▶ _PROBLEM TO WORK ON_: All the data must come back unchanged, except that pictures are left out.

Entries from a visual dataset
— begin —

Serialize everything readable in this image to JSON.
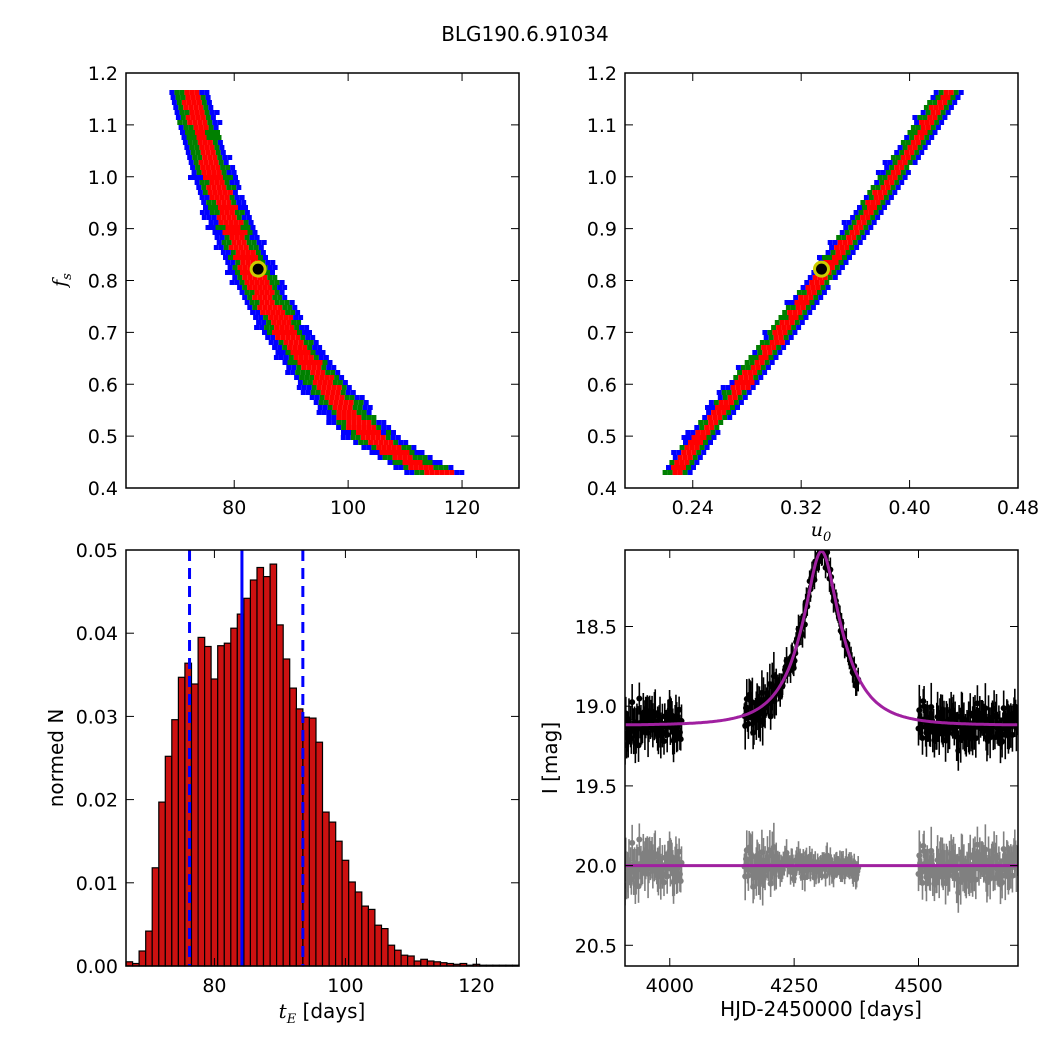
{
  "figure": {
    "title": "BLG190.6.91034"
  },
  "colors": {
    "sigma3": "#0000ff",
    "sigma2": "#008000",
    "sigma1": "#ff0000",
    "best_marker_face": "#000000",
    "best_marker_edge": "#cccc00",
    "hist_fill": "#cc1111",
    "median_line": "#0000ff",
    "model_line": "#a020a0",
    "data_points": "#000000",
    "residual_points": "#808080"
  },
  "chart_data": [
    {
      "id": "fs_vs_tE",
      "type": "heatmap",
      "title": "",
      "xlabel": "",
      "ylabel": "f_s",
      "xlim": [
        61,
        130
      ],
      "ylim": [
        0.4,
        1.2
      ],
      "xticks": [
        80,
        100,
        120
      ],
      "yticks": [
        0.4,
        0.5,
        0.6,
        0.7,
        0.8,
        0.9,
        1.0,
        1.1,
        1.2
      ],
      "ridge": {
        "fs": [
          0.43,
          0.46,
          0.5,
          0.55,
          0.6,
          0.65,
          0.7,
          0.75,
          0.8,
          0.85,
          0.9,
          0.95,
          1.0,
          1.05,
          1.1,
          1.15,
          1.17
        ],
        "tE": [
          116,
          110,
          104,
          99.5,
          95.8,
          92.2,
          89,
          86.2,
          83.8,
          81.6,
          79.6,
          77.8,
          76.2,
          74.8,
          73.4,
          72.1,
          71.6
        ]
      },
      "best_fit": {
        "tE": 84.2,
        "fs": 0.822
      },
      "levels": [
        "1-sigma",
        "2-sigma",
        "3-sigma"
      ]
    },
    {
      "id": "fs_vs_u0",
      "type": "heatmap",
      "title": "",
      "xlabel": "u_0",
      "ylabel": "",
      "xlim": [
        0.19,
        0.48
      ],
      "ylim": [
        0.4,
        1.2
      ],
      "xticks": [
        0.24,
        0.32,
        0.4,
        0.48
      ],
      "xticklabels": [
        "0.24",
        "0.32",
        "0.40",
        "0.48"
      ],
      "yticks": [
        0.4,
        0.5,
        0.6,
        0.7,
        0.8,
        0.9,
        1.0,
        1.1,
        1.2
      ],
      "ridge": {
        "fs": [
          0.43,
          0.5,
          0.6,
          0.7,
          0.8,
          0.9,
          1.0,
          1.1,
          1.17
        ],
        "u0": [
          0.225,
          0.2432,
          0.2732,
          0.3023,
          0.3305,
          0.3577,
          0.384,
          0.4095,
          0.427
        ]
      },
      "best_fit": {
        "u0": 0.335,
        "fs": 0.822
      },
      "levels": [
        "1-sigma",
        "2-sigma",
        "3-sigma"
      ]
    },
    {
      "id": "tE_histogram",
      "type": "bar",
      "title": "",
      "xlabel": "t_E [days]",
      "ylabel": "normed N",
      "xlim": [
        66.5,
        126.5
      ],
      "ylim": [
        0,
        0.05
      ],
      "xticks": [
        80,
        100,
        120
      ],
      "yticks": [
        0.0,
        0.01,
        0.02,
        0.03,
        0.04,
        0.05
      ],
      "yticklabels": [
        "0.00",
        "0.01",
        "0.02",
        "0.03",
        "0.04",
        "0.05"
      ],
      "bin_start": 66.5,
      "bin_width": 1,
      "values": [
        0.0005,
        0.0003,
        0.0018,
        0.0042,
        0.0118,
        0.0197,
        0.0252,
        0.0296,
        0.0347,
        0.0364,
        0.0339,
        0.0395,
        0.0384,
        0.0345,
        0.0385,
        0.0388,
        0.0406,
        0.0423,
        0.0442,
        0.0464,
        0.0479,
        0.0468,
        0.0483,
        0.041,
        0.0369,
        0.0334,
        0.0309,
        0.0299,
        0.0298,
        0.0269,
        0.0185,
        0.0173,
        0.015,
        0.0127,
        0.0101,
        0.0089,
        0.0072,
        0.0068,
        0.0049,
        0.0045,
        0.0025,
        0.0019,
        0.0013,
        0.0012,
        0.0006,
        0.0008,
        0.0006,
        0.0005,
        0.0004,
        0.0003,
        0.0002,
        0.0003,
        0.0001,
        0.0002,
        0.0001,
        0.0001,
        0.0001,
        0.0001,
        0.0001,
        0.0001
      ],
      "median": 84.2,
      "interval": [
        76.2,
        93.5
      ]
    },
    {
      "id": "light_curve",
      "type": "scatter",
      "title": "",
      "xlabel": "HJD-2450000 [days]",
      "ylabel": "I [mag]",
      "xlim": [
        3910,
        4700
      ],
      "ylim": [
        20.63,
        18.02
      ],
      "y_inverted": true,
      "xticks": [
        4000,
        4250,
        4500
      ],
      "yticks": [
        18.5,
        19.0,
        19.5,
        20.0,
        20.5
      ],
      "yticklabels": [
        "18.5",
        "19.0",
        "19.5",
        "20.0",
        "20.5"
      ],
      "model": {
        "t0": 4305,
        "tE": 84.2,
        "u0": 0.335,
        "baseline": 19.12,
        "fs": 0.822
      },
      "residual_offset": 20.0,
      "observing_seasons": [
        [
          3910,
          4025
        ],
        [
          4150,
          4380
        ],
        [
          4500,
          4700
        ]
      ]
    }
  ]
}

— end —

▶ _SOLVED EXERCISE_:
Serialize everything readable in this image to JSON.
{
  "figure": {
    "title": "BLG190.6.91034"
  },
  "colors": {
    "sigma3": "#0000ff",
    "sigma2": "#008000",
    "sigma1": "#ff0000",
    "best_marker_face": "#000000",
    "best_marker_edge": "#cccc00",
    "hist_fill": "#cc1111",
    "median_line": "#0000ff",
    "model_line": "#a020a0",
    "data_points": "#000000",
    "residual_points": "#808080"
  },
  "chart_data": [
    {
      "id": "fs_vs_tE",
      "type": "heatmap",
      "title": "",
      "xlabel": "",
      "ylabel": "f_s",
      "xlim": [
        61,
        130
      ],
      "ylim": [
        0.4,
        1.2
      ],
      "xticks": [
        80,
        100,
        120
      ],
      "yticks": [
        0.4,
        0.5,
        0.6,
        0.7,
        0.8,
        0.9,
        1.0,
        1.1,
        1.2
      ],
      "ridge": {
        "fs": [
          0.43,
          0.46,
          0.5,
          0.55,
          0.6,
          0.65,
          0.7,
          0.75,
          0.8,
          0.85,
          0.9,
          0.95,
          1.0,
          1.05,
          1.1,
          1.15,
          1.17
        ],
        "tE": [
          116,
          110,
          104,
          99.5,
          95.8,
          92.2,
          89,
          86.2,
          83.8,
          81.6,
          79.6,
          77.8,
          76.2,
          74.8,
          73.4,
          72.1,
          71.6
        ]
      },
      "best_fit": {
        "tE": 84.2,
        "fs": 0.822
      },
      "levels": [
        "1-sigma",
        "2-sigma",
        "3-sigma"
      ]
    },
    {
      "id": "fs_vs_u0",
      "type": "heatmap",
      "title": "",
      "xlabel": "u_0",
      "ylabel": "",
      "xlim": [
        0.19,
        0.48
      ],
      "ylim": [
        0.4,
        1.2
      ],
      "xticks": [
        0.24,
        0.32,
        0.4,
        0.48
      ],
      "xticklabels": [
        "0.24",
        "0.32",
        "0.40",
        "0.48"
      ],
      "yticks": [
        0.4,
        0.5,
        0.6,
        0.7,
        0.8,
        0.9,
        1.0,
        1.1,
        1.2
      ],
      "ridge": {
        "fs": [
          0.43,
          0.5,
          0.6,
          0.7,
          0.8,
          0.9,
          1.0,
          1.1,
          1.17
        ],
        "u0": [
          0.225,
          0.2432,
          0.2732,
          0.3023,
          0.3305,
          0.3577,
          0.384,
          0.4095,
          0.427
        ]
      },
      "best_fit": {
        "u0": 0.335,
        "fs": 0.822
      },
      "levels": [
        "1-sigma",
        "2-sigma",
        "3-sigma"
      ]
    },
    {
      "id": "tE_histogram",
      "type": "bar",
      "title": "",
      "xlabel": "t_E [days]",
      "ylabel": "normed N",
      "xlim": [
        66.5,
        126.5
      ],
      "ylim": [
        0,
        0.05
      ],
      "xticks": [
        80,
        100,
        120
      ],
      "yticks": [
        0.0,
        0.01,
        0.02,
        0.03,
        0.04,
        0.05
      ],
      "yticklabels": [
        "0.00",
        "0.01",
        "0.02",
        "0.03",
        "0.04",
        "0.05"
      ],
      "bin_start": 66.5,
      "bin_width": 1,
      "values": [
        0.0005,
        0.0003,
        0.0018,
        0.0042,
        0.0118,
        0.0197,
        0.0252,
        0.0296,
        0.0347,
        0.0364,
        0.0339,
        0.0395,
        0.0384,
        0.0345,
        0.0385,
        0.0388,
        0.0406,
        0.0423,
        0.0442,
        0.0464,
        0.0479,
        0.0468,
        0.0483,
        0.041,
        0.0369,
        0.0334,
        0.0309,
        0.0299,
        0.0298,
        0.0269,
        0.0185,
        0.0173,
        0.015,
        0.0127,
        0.0101,
        0.0089,
        0.0072,
        0.0068,
        0.0049,
        0.0045,
        0.0025,
        0.0019,
        0.0013,
        0.0012,
        0.0006,
        0.0008,
        0.0006,
        0.0005,
        0.0004,
        0.0003,
        0.0002,
        0.0003,
        0.0001,
        0.0002,
        0.0001,
        0.0001,
        0.0001,
        0.0001,
        0.0001,
        0.0001
      ],
      "median": 84.2,
      "interval": [
        76.2,
        93.5
      ]
    },
    {
      "id": "light_curve",
      "type": "scatter",
      "title": "",
      "xlabel": "HJD-2450000 [days]",
      "ylabel": "I [mag]",
      "xlim": [
        3910,
        4700
      ],
      "ylim": [
        20.63,
        18.02
      ],
      "y_inverted": true,
      "xticks": [
        4000,
        4250,
        4500
      ],
      "yticks": [
        18.5,
        19.0,
        19.5,
        20.0,
        20.5
      ],
      "yticklabels": [
        "18.5",
        "19.0",
        "19.5",
        "20.0",
        "20.5"
      ],
      "model": {
        "t0": 4305,
        "tE": 84.2,
        "u0": 0.335,
        "baseline": 19.12,
        "fs": 0.822
      },
      "residual_offset": 20.0,
      "observing_seasons": [
        [
          3910,
          4025
        ],
        [
          4150,
          4380
        ],
        [
          4500,
          4700
        ]
      ]
    }
  ]
}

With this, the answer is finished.